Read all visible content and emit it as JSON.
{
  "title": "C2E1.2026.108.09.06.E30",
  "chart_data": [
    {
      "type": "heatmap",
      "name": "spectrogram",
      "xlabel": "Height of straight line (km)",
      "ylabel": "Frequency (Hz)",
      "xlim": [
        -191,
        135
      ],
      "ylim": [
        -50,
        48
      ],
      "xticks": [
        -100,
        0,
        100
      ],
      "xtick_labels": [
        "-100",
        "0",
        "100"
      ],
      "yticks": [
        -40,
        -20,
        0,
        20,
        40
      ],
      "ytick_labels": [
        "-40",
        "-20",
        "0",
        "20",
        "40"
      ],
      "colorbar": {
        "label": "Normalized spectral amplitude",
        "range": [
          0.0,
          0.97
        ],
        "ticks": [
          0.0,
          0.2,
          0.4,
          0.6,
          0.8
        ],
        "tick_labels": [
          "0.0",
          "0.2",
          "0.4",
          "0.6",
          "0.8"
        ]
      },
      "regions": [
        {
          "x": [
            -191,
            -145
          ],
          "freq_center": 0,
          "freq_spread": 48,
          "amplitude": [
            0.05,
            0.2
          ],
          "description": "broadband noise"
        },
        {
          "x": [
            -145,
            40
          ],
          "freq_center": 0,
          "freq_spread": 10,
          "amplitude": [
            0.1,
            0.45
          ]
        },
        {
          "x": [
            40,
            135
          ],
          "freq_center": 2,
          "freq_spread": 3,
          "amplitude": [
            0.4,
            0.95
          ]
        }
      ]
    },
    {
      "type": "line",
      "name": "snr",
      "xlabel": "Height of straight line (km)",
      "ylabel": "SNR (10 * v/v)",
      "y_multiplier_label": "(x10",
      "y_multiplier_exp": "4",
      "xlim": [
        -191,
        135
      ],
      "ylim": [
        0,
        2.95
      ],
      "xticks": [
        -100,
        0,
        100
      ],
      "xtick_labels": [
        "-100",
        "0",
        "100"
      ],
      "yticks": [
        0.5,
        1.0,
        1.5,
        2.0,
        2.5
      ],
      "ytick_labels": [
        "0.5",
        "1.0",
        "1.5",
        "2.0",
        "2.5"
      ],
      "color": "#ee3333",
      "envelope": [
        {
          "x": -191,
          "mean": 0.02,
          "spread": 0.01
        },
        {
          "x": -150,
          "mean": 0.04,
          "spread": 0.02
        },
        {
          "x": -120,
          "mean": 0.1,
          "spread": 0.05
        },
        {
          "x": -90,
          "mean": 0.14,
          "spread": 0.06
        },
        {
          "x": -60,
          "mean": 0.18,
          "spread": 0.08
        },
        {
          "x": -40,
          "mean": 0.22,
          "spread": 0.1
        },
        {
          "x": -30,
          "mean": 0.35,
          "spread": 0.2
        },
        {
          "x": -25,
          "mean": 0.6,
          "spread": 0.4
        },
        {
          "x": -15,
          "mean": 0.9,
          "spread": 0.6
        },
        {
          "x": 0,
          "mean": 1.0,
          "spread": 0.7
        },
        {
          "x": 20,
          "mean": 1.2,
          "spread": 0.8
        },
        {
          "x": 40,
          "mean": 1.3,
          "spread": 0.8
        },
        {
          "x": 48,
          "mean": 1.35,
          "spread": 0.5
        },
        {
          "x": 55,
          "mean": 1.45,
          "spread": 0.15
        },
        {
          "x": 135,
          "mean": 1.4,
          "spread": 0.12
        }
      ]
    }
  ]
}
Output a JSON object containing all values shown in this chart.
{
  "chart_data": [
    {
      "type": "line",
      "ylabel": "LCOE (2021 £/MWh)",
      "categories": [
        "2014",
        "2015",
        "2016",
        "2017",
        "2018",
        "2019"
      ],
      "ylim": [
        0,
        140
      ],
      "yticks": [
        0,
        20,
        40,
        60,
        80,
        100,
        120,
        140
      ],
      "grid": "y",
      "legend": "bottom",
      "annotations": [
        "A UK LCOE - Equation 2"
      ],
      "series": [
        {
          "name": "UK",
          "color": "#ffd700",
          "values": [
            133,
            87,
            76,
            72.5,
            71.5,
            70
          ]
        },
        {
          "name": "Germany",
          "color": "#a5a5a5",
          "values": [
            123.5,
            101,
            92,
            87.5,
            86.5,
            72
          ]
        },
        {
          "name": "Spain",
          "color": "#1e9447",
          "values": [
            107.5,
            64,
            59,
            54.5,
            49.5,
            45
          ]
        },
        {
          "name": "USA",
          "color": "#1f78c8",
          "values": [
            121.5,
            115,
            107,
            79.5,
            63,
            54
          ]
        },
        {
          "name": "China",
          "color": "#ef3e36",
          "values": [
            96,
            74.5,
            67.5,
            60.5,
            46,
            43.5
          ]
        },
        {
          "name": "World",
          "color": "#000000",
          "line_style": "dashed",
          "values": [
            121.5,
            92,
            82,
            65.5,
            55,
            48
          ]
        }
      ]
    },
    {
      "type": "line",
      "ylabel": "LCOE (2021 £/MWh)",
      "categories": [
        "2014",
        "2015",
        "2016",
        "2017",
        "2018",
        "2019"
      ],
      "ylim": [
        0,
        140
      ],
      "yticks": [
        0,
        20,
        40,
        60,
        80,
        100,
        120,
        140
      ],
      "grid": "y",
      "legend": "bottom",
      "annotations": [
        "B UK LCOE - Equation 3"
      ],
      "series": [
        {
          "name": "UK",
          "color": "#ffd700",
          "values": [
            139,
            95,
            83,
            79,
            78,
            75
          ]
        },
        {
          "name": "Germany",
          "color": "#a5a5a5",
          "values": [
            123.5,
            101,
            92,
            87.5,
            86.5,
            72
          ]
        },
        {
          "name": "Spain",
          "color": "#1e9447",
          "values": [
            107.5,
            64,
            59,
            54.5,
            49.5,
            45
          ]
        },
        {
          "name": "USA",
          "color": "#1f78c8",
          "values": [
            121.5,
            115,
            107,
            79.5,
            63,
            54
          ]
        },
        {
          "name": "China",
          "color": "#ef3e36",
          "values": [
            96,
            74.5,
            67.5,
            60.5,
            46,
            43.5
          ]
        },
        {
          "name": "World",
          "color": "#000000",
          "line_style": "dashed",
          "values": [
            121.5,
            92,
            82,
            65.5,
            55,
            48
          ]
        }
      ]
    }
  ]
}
━━━━━━━━━━━━━━━━━━━━
*Goal of the exercise:* Identify the lines that contain the string "Equation", and copy every one of them.

*Full response:*
        "A UK LCOE - Equation 2"
        "B UK LCOE - Equation 3"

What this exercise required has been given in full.